● DATA FOR THE TASK
------------------------------------------------------------------------
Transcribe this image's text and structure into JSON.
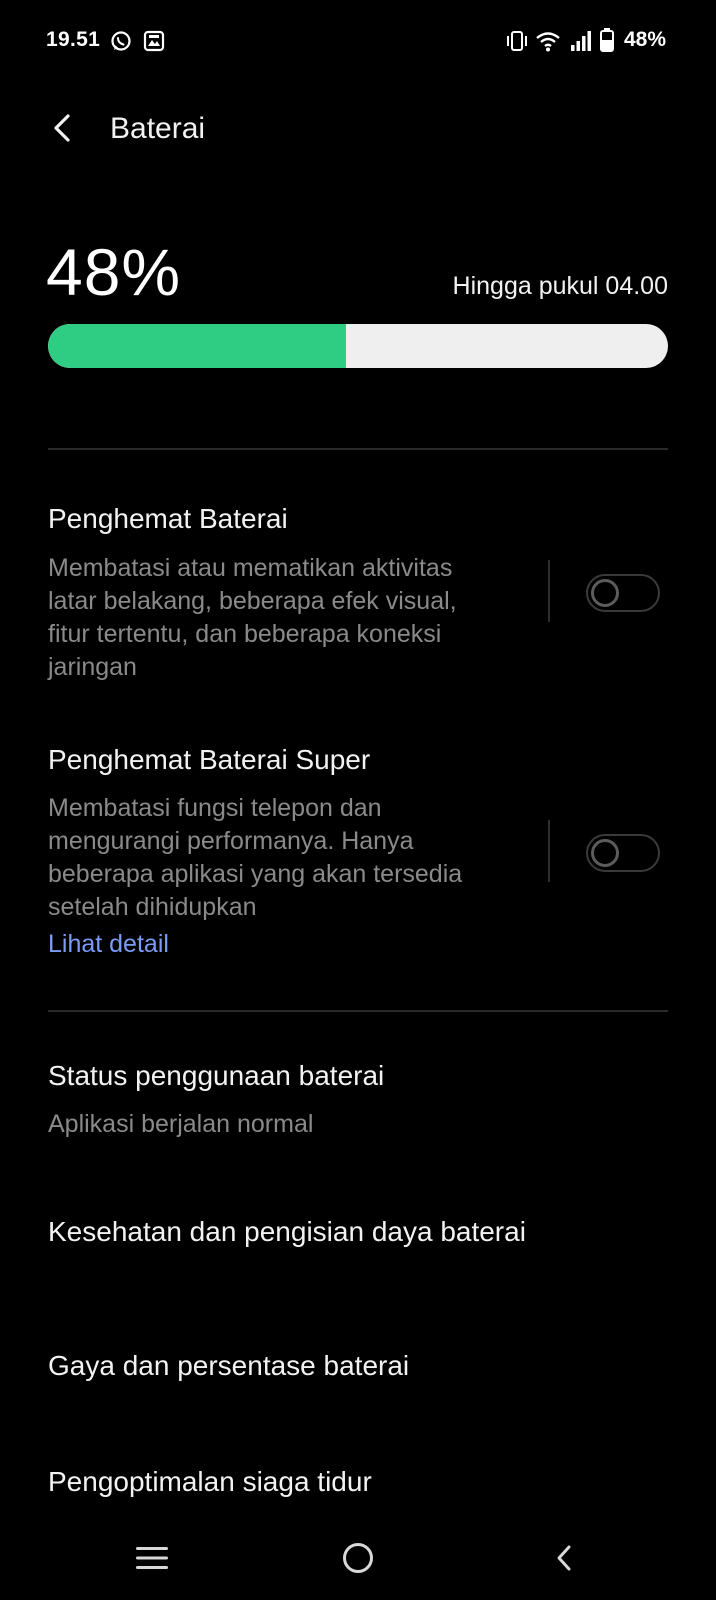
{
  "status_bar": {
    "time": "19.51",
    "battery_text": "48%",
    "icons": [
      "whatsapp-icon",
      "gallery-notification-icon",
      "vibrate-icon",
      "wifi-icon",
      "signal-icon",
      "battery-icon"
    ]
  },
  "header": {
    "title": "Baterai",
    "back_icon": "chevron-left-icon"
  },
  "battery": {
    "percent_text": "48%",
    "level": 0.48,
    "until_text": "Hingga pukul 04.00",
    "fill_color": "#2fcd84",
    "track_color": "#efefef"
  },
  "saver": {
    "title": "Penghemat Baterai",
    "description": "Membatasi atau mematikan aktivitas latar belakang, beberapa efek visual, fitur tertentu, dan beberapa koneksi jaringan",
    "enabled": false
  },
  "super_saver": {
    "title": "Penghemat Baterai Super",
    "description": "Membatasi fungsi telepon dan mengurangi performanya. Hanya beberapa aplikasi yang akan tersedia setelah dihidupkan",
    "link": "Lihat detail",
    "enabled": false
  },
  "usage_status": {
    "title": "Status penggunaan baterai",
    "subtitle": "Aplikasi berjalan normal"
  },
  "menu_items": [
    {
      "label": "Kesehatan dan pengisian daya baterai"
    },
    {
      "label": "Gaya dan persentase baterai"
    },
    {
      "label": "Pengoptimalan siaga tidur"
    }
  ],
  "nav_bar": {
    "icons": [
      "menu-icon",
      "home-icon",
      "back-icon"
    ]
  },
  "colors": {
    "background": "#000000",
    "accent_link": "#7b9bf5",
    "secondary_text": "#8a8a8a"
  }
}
------------------------------------------------------------------------
Count how many lines above contain the word "Membatasi". Reply with the number alone.

2